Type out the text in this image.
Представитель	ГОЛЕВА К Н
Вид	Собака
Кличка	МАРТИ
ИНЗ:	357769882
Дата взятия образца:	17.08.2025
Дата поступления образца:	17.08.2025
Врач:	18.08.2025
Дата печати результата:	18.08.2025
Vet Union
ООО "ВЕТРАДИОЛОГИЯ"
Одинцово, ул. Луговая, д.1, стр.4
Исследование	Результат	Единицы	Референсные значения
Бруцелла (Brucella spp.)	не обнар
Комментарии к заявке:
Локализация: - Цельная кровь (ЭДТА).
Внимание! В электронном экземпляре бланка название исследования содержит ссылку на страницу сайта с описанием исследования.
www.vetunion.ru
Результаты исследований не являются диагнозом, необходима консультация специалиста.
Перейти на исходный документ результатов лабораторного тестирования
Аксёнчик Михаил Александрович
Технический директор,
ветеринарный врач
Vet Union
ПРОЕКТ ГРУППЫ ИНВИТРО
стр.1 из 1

▶ _TASK TO COMPLETE_:
Write the material out again word for word.

▶ _RESULT OF THE EXERCISE_:
Type out the text in this image.
Представитель	ГОЛЕВА К Н
Вид	Собака
Кличка	МАРТИ
ИНЗ:	357769882
Дата взятия образца:	17.08.2025
Дата поступления образца:	17.08.2025
Врач:	18.08.2025
Дата печати результата:	18.08.2025
Vet Union
ООО "ВЕТРАДИОЛОГИЯ"
Одинцово, ул. Луговая, д.1, стр.4
Исследование	Результат	Единицы	Референсные значения
Бруцелла (Brucella spp.)	не обнар
Комментарии к заявке:
Локализация: - Цельная кровь (ЭДТА).
Внимание! В электронном экземпляре бланка название исследования содержит ссылку на страницу сайта с описанием исследования.
www.vetunion.ru
Результаты исследований не являются диагнозом, необходима консультация специалиста.
Перейти на исходный документ результатов лабораторного тестирования
Аксёнчик Михаил Александрович
Технический директор,
ветеринарный врач
Vet Union
ПРОЕКТ ГРУППЫ ИНВИТРО
стр.1 из 1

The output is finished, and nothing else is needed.